### [SOURCE EXCERPT]
_ _ _ _ _ _ _

In those discussions, I propose that most Cats Effect applications and libraries actually do not rely on the JMM's final field semantics.1 In idiomatic Cats Effect code, data is explicitly shared via Ref and Deferred (or higher-level concurrent structures like Queue) and thus can be properly synchronized. This is important because publication of final fields is expensive on the JVM and on Scala Native, especially on ARM.

Continuing from there, I also want to hone down exactly what memory is published when synchronizing via Ref and Deferred. For example, they could create a full memory fence, but I argue that this is not necessary especially for idiomatic Cats Effect code which never uses vars etc.2 Instead, we only need to publish memory that is "structurally reachable" from the pointer we just published via the Ref/Deferred.

It turns out this is an existing concept in C++, known as memory_order_consume.

The consume memory order is a weaker form of acquire. Whereas acquire prevents all future memory accesses from being ordered ahead of the load, the consume order only prevents dependent future memory accesses from being reordered ahead of the load.

https://devblogs.microsoft.com/oldnewthing/20230427-00/?p=108107

The JMM also uses some notion of reachability to define its final field semantics.

... when the object is seen by another thread, that thread will always see the correctly constructed version of that object's final fields. It will also see versions of any object or array referenced by those final fields that are at least as up-to-date as the final fields are.

_ _ _ _ _ _ _

### [STORED DATA]

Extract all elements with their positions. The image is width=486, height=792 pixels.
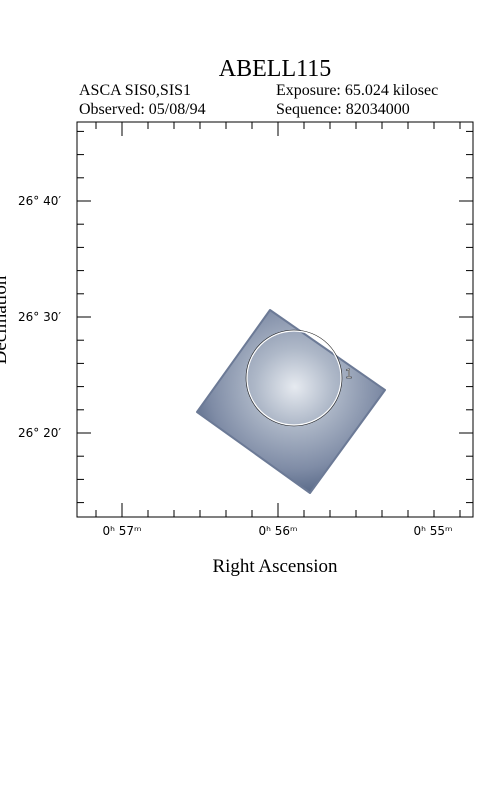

_ _ _ _ _ _ _

### [COMPLETE THE FOLLOWING]
1) In the excerpt on Cats Effect memory publication, why does the author consider it important that most Cats Effect code does not rely on the JMM's final field semantics? Answer in one to three sentences.
2) Carry on the excerpt about Cats Effect memory publication from its last sentence.

### [THE ANSWERS]
1) Publishing final fields is expensive on the JVM and on Scala Native, especially on ARM. Idiomatic Cats Effect code already shares data explicitly through Ref and Deferred (or structures like Queue), which can be properly synchronized, so that cost may be avoidable.

2)
https://docs.oracle.com/javase/specs/jls/se21/html/jls-17.html#jls-17.5

Note, I'm not claiming that we can implement strictly these semantics. For example, final field semantics are not going away on the JVM and LLVM doesn't currently expose memory_order_consume. It's just about what we are explicitly promising in our API. Meanwhile, our implementation details will end up offering stronger guarantees in practice than what is actually specified by our memory model. For most developers this won't matter.

Anyway, the reason for bringing this up again is because the possibility of relaxing the memory model on Scala Native has finally cropped up :)

Footnotes

  1. The JMM's final field publication semantics are important when you are not using explicit synchronization, leaving memory visibility subject to data race. For example, we use this technique to support stealing of timers and packing a linked list. In these data race scenarios, the final field semantics are useful to guarantee that you see a consistent view of an object.

  2. Code that is working with vars (or other mutable memory) must already have a Sync constraint or greater and is arguably "low-level". In which case, that code is fully capable of using AtomicReference (instead of Ref) or manually fencing to achieve the desired memory effects.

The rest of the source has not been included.